_Task to carry out_:
Copy every line of the material below word for word, omitting the pictures.

[Visual layout annotation data]
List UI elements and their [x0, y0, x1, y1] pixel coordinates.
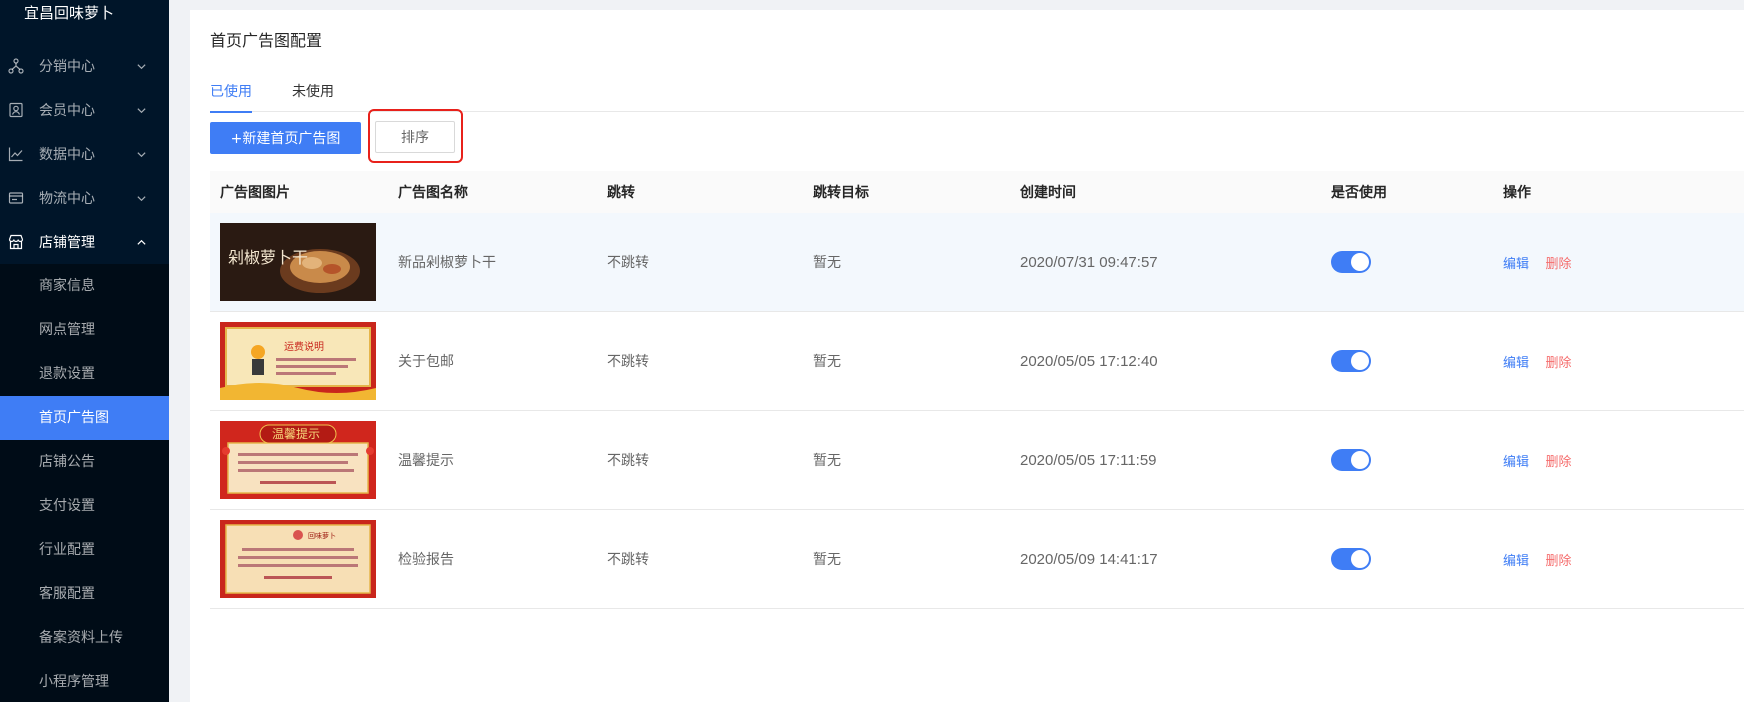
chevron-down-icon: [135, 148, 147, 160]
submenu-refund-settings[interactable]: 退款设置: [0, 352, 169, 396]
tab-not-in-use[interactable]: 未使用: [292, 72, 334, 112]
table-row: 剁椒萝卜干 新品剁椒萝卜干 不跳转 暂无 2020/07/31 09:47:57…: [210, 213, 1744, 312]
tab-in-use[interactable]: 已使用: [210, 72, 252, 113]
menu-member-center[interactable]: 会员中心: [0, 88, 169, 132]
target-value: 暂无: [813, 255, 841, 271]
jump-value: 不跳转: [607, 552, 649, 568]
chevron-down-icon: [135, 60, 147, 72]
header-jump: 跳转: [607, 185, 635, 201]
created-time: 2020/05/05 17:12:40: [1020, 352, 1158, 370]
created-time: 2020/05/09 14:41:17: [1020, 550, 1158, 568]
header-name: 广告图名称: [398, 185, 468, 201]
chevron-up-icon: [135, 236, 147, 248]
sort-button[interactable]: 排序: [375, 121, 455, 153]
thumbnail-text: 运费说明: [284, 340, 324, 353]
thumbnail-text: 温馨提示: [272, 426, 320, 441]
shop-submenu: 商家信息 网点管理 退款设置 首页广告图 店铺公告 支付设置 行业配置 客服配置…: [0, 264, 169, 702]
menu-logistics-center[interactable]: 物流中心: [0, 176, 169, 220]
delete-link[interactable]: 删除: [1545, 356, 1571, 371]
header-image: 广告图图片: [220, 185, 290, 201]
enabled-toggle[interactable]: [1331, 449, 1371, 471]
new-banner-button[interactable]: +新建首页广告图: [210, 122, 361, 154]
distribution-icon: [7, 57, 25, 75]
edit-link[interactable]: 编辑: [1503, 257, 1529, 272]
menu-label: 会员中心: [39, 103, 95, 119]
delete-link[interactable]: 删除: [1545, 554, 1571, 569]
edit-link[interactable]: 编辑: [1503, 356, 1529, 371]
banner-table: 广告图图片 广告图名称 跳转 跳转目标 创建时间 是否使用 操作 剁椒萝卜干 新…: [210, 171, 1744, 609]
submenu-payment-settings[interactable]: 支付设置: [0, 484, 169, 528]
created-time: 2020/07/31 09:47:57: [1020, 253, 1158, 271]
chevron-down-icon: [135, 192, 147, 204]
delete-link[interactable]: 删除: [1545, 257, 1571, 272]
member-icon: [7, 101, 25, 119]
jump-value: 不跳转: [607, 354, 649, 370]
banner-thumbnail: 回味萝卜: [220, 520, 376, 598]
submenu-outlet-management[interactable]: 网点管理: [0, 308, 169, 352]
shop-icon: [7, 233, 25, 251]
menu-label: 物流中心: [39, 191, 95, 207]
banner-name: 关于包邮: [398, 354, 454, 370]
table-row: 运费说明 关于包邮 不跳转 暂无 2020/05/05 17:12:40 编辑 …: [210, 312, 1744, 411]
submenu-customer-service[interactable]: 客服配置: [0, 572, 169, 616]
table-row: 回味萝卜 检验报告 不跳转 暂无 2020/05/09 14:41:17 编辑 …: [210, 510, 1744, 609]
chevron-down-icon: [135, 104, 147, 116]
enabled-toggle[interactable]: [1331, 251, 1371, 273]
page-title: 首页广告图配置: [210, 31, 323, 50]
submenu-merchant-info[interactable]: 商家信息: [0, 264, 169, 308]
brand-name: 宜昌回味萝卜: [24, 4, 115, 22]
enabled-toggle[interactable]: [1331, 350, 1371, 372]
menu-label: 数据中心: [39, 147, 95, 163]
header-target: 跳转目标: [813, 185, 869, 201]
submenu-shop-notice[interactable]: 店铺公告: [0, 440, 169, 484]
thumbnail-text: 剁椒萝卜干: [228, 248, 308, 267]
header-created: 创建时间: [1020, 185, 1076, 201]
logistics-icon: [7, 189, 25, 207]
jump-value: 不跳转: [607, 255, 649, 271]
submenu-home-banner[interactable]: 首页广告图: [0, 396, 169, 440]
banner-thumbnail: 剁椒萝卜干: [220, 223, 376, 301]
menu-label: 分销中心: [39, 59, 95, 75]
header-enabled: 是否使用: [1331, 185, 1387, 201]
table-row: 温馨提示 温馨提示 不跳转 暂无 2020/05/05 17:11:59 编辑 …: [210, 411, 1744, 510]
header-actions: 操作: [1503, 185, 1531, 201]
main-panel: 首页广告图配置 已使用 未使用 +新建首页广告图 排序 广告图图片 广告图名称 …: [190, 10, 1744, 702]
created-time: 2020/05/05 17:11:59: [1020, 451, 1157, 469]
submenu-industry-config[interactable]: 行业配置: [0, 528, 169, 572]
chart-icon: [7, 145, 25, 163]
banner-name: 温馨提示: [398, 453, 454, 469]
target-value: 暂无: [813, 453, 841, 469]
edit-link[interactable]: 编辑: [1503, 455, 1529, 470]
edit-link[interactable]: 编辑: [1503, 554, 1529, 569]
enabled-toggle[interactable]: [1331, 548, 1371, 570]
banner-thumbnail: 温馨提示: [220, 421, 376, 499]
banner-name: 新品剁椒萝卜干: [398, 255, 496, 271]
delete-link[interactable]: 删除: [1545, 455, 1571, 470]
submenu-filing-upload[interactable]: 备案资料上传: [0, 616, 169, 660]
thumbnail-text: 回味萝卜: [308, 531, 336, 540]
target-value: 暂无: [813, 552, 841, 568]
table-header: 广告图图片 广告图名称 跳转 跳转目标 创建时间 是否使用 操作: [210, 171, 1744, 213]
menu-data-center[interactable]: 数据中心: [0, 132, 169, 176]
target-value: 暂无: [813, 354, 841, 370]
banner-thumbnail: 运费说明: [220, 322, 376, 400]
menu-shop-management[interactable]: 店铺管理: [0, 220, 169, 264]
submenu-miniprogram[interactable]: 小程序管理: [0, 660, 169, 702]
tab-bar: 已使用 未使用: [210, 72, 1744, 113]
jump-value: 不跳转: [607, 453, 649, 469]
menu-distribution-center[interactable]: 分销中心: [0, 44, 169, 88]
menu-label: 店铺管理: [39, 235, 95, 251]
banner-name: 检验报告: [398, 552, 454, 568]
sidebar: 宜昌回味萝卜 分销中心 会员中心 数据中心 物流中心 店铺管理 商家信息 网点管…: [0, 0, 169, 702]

_Written answer_:
List UI elements and their [x0, y0, x1, y1] pixel coordinates.
chevron-down-icon: [135, 148, 147, 160]
submenu-refund-settings[interactable]: 退款设置: [0, 352, 169, 396]
tab-not-in-use[interactable]: 未使用: [292, 72, 334, 112]
table-row: 剁椒萝卜干 新品剁椒萝卜干 不跳转 暂无 2020/07/31 09:47:57…: [210, 213, 1744, 312]
tab-in-use[interactable]: 已使用: [210, 72, 252, 113]
menu-member-center[interactable]: 会员中心: [0, 88, 169, 132]
target-value: 暂无: [813, 255, 841, 271]
jump-value: 不跳转: [607, 552, 649, 568]
chevron-down-icon: [135, 60, 147, 72]
header-jump: 跳转: [607, 185, 635, 201]
created-time: 2020/05/05 17:12:40: [1020, 352, 1158, 370]
created-time: 2020/05/09 14:41:17: [1020, 550, 1158, 568]
header-name: 广告图名称: [398, 185, 468, 201]
chevron-up-icon: [135, 236, 147, 248]
sort-button[interactable]: 排序: [375, 121, 455, 153]
thumbnail-text: 运费说明: [284, 340, 324, 353]
thumbnail-text: 温馨提示: [272, 426, 320, 441]
shop-submenu: 商家信息 网点管理 退款设置 首页广告图 店铺公告 支付设置 行业配置 客服配置…: [0, 264, 169, 702]
menu-logistics-center[interactable]: 物流中心: [0, 176, 169, 220]
delete-link[interactable]: 删除: [1545, 356, 1571, 371]
header-image: 广告图图片: [220, 185, 290, 201]
enabled-toggle[interactable]: [1331, 449, 1371, 471]
new-banner-button[interactable]: +新建首页广告图: [210, 122, 361, 154]
distribution-icon: [7, 57, 25, 75]
edit-link[interactable]: 编辑: [1503, 257, 1529, 272]
menu-label: 会员中心: [39, 103, 95, 119]
delete-link[interactable]: 删除: [1545, 554, 1571, 569]
edit-link[interactable]: 编辑: [1503, 356, 1529, 371]
banner-table: 广告图图片 广告图名称 跳转 跳转目标 创建时间 是否使用 操作 剁椒萝卜干 新…: [210, 171, 1744, 609]
submenu-payment-settings[interactable]: 支付设置: [0, 484, 169, 528]
created-time: 2020/07/31 09:47:57: [1020, 253, 1158, 271]
chevron-down-icon: [135, 192, 147, 204]
delete-link[interactable]: 删除: [1545, 257, 1571, 272]
member-icon: [7, 101, 25, 119]
jump-value: 不跳转: [607, 354, 649, 370]
banner-thumbnail: 回味萝卜: [220, 520, 376, 598]
submenu-outlet-management[interactable]: 网点管理: [0, 308, 169, 352]
shop-icon: [7, 233, 25, 251]
menu-label: 物流中心: [39, 191, 95, 207]
banner-name: 关于包邮: [398, 354, 454, 370]
table-row: 运费说明 关于包邮 不跳转 暂无 2020/05/05 17:12:40 编辑 …: [210, 312, 1744, 411]
submenu-customer-service[interactable]: 客服配置: [0, 572, 169, 616]
table-row: 回味萝卜 检验报告 不跳转 暂无 2020/05/09 14:41:17 编辑 …: [210, 510, 1744, 609]
chevron-down-icon: [135, 104, 147, 116]
enabled-toggle[interactable]: [1331, 251, 1371, 273]
page-title: 首页广告图配置: [210, 31, 323, 50]
submenu-merchant-info[interactable]: 商家信息: [0, 264, 169, 308]
brand-name: 宜昌回味萝卜: [24, 4, 115, 22]
enabled-toggle[interactable]: [1331, 350, 1371, 372]
menu-label: 数据中心: [39, 147, 95, 163]
header-target: 跳转目标: [813, 185, 869, 201]
submenu-shop-notice[interactable]: 店铺公告: [0, 440, 169, 484]
thumbnail-text: 剁椒萝卜干: [228, 248, 308, 267]
header-created: 创建时间: [1020, 185, 1076, 201]
logistics-icon: [7, 189, 25, 207]
jump-value: 不跳转: [607, 255, 649, 271]
submenu-home-banner[interactable]: 首页广告图: [0, 396, 169, 440]
banner-thumbnail: 剁椒萝卜干: [220, 223, 376, 301]
menu-label: 分销中心: [39, 59, 95, 75]
header-enabled: 是否使用: [1331, 185, 1387, 201]
table-row: 温馨提示 温馨提示 不跳转 暂无 2020/05/05 17:11:59 编辑 …: [210, 411, 1744, 510]
header-actions: 操作: [1503, 185, 1531, 201]
main-panel: 首页广告图配置 已使用 未使用 +新建首页广告图 排序 广告图图片 广告图名称 …: [190, 10, 1744, 702]
created-time: 2020/05/05 17:11:59: [1020, 451, 1157, 469]
submenu-industry-config[interactable]: 行业配置: [0, 528, 169, 572]
chart-icon: [7, 145, 25, 163]
banner-name: 温馨提示: [398, 453, 454, 469]
target-value: 暂无: [813, 453, 841, 469]
edit-link[interactable]: 编辑: [1503, 455, 1529, 470]
edit-link[interactable]: 编辑: [1503, 554, 1529, 569]
enabled-toggle[interactable]: [1331, 548, 1371, 570]
banner-thumbnail: 温馨提示: [220, 421, 376, 499]
banner-name: 新品剁椒萝卜干: [398, 255, 496, 271]
delete-link[interactable]: 删除: [1545, 455, 1571, 470]
submenu-filing-upload[interactable]: 备案资料上传: [0, 616, 169, 660]
thumbnail-text: 回味萝卜: [308, 531, 336, 540]
target-value: 暂无: [813, 552, 841, 568]
table-header: 广告图图片 广告图名称 跳转 跳转目标 创建时间 是否使用 操作: [210, 171, 1744, 213]
menu-data-center[interactable]: 数据中心: [0, 132, 169, 176]
target-value: 暂无: [813, 354, 841, 370]
banner-thumbnail: 运费说明: [220, 322, 376, 400]
menu-shop-management[interactable]: 店铺管理: [0, 220, 169, 264]
submenu-miniprogram[interactable]: 小程序管理: [0, 660, 169, 702]
tab-bar: 已使用 未使用: [210, 72, 1744, 113]
jump-value: 不跳转: [607, 453, 649, 469]
menu-distribution-center[interactable]: 分销中心: [0, 44, 169, 88]
menu-label: 店铺管理: [39, 235, 95, 251]
banner-name: 检验报告: [398, 552, 454, 568]
sidebar: 宜昌回味萝卜 分销中心 会员中心 数据中心 物流中心 店铺管理 商家信息 网点管…: [0, 0, 169, 702]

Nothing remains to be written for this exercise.